BEGIN DATA FOR PROCESSING

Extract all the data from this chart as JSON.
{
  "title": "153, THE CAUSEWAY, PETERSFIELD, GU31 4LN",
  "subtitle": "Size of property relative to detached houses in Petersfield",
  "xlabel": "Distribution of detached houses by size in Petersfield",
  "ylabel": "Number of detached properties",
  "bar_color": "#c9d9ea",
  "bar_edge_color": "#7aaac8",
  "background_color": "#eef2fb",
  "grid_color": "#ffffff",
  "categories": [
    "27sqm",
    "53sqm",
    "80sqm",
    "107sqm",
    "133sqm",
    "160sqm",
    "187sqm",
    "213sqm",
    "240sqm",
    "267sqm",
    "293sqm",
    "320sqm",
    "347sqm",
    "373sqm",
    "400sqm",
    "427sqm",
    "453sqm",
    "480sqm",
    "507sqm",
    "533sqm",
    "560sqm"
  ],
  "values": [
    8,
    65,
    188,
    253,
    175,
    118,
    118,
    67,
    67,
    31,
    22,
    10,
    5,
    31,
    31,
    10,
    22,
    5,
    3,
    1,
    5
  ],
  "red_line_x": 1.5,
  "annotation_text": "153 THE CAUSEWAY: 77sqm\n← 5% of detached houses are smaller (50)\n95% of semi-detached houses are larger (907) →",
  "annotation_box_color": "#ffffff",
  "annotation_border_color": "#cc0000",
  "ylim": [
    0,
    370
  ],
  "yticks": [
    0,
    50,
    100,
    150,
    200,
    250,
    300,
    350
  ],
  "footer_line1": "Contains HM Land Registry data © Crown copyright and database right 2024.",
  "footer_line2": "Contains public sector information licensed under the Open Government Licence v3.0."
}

END DATA FOR PROCESSING

Reproduce every line of the material above exactly.

__RESPONSE TO THIS TASK__:
Extract all the data from this chart as JSON.
{
  "title": "153, THE CAUSEWAY, PETERSFIELD, GU31 4LN",
  "subtitle": "Size of property relative to detached houses in Petersfield",
  "xlabel": "Distribution of detached houses by size in Petersfield",
  "ylabel": "Number of detached properties",
  "bar_color": "#c9d9ea",
  "bar_edge_color": "#7aaac8",
  "background_color": "#eef2fb",
  "grid_color": "#ffffff",
  "categories": [
    "27sqm",
    "53sqm",
    "80sqm",
    "107sqm",
    "133sqm",
    "160sqm",
    "187sqm",
    "213sqm",
    "240sqm",
    "267sqm",
    "293sqm",
    "320sqm",
    "347sqm",
    "373sqm",
    "400sqm",
    "427sqm",
    "453sqm",
    "480sqm",
    "507sqm",
    "533sqm",
    "560sqm"
  ],
  "values": [
    8,
    65,
    188,
    253,
    175,
    118,
    118,
    67,
    67,
    31,
    22,
    10,
    5,
    31,
    31,
    10,
    22,
    5,
    3,
    1,
    5
  ],
  "red_line_x": 1.5,
  "annotation_text": "153 THE CAUSEWAY: 77sqm\n← 5% of detached houses are smaller (50)\n95% of semi-detached houses are larger (907) →",
  "annotation_box_color": "#ffffff",
  "annotation_border_color": "#cc0000",
  "ylim": [
    0,
    370
  ],
  "yticks": [
    0,
    50,
    100,
    150,
    200,
    250,
    300,
    350
  ],
  "footer_line1": "Contains HM Land Registry data © Crown copyright and database right 2024.",
  "footer_line2": "Contains public sector information licensed under the Open Government Licence v3.0."
}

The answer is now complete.